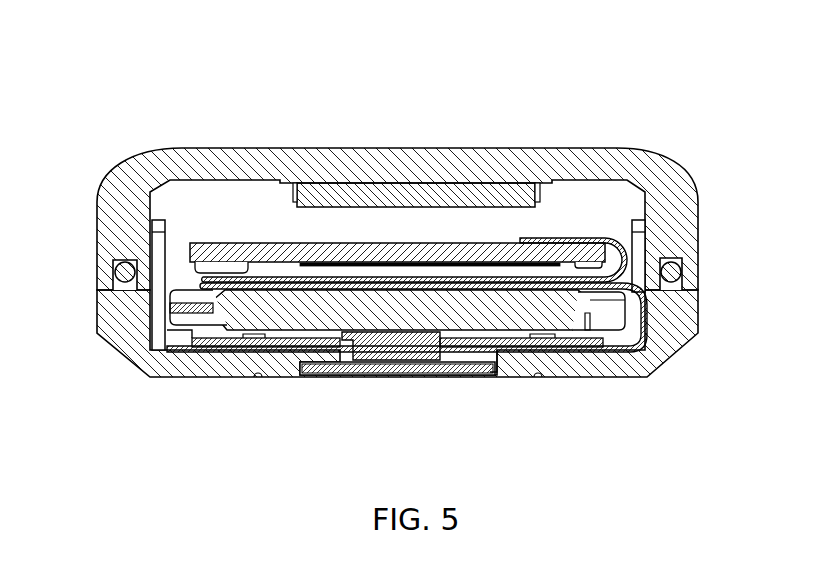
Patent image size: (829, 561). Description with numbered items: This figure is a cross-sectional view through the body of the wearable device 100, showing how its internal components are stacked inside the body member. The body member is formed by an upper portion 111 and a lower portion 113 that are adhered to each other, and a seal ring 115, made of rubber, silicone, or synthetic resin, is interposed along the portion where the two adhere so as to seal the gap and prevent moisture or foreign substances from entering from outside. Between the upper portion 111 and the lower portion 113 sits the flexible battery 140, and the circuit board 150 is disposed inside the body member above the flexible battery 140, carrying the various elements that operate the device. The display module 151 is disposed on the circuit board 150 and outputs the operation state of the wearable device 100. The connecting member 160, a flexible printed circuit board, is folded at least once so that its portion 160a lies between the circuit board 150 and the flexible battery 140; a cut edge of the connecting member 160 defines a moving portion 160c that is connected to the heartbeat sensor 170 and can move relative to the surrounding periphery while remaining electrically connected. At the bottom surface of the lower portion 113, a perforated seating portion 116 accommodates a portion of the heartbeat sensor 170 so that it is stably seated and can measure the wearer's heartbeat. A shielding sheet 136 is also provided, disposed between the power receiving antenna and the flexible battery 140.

The wearable device 100 is at (178, 98).
The upper portion 111 is at (640, 151).
The lower portion 113 is at (690, 330).
The seal ring 115 is at (114, 268).
The seating portion 116 is at (406, 374).
The shielding sheet 136 is at (555, 361).
The flexible battery 140 is at (235, 327).
The circuit board 150 is at (460, 244).
The display module 151 is at (418, 190).
The connecting member 160 is at (650, 243).
The portion of the connecting member 160a is at (330, 273).
The moving portion 160c is at (265, 346).
The heartbeat sensor 170 is at (380, 356).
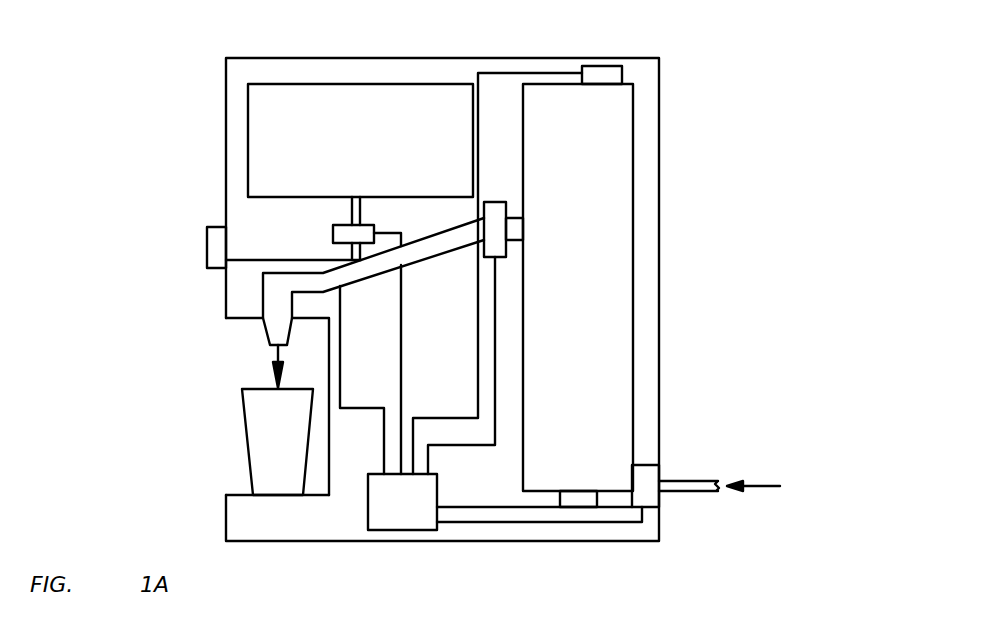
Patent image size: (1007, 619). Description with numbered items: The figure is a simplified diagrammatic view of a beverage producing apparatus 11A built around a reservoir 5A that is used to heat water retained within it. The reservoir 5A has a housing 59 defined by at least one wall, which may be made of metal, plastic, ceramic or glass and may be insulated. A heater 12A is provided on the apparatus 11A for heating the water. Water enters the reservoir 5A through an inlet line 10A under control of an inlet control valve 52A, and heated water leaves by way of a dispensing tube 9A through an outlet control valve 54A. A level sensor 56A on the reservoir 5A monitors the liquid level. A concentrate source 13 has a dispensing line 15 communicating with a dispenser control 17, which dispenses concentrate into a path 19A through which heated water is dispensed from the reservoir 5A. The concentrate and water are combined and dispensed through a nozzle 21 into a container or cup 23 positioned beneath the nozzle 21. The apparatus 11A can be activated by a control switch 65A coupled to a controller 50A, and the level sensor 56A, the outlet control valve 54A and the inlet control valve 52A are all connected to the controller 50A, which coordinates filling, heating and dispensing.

======

### What is expected
Copy every line of text from the items above word for word, and leave the pictures out.

### Exercise output
Patent image size: (829, 561). Description with numbered items: This figure is a cross-sectional view through the body of the wearable device 100, showing how its internal components are stacked inside the body member. The body member is formed by an upper portion 111 and a lower portion 113 that are adhered to each other, and a seal ring 115, made of rubber, silicone, or synthetic resin, is interposed along the portion where the two adhere so as to seal the gap and prevent moisture or foreign substances from entering from outside. Between the upper portion 111 and the lower portion 113 sits the flexible battery 140, and the circuit board 150 is disposed inside the body member above the flexible battery 140, carrying the various elements that operate the device. The display module 151 is disposed on the circuit board 150 and outputs the operation state of the wearable device 100. The connecting member 160, a flexible printed circuit board, is folded at least once so that its portion 160a lies between the circuit board 150 and the flexible battery 140; a cut edge of the connecting member 160 defines a moving portion 160c that is connected to the heartbeat sensor 170 and can move relative to the surrounding periphery while remaining electrically connected. At the bottom surface of the lower portion 113, a perforated seating portion 116 accommodates a portion of the heartbeat sensor 170 so that it is stably seated and can measure the wearer's heartbeat. A shielding sheet 136 is also provided, disposed between the power receiving antenna and the flexible battery 140.

The wearable device 100 is at (178, 98).
The upper portion 111 is at (640, 151).
The lower portion 113 is at (690, 330).
The seal ring 115 is at (114, 268).
The seating portion 116 is at (406, 374).
The shielding sheet 136 is at (555, 361).
The flexible battery 140 is at (235, 327).
The circuit board 150 is at (460, 244).
The display module 151 is at (418, 190).
The connecting member 160 is at (650, 243).
The portion of the connecting member 160a is at (330, 273).
The moving portion 160c is at (265, 346).
The heartbeat sensor 170 is at (380, 356).
Patent image size: (1007, 619). Description with numbered items: The figure is a simplified diagrammatic view of a beverage producing apparatus 11A built around a reservoir 5A that is used to heat water retained within it. The reservoir 5A has a housing 59 defined by at least one wall, which may be made of metal, plastic, ceramic or glass and may be insulated. A heater 12A is provided on the apparatus 11A for heating the water. Water enters the reservoir 5A through an inlet line 10A under control of an inlet control valve 52A, and heated water leaves by way of a dispensing tube 9A through an outlet control valve 54A. A level sensor 56A on the reservoir 5A monitors the liquid level. A concentrate source 13 has a dispensing line 15 communicating with a dispenser control 17, which dispenses concentrate into a path 19A through which heated water is dispensed from the reservoir 5A. The concentrate and water are combined and dispensed through a nozzle 21 into a container or cup 23 positioned beneath the nozzle 21. The apparatus 11A can be activated by a control switch 65A coupled to a controller 50A, and the level sensor 56A, the outlet control valve 54A and the inlet control valve 52A are all connected to the controller 50A, which coordinates filling, heating and dispensing.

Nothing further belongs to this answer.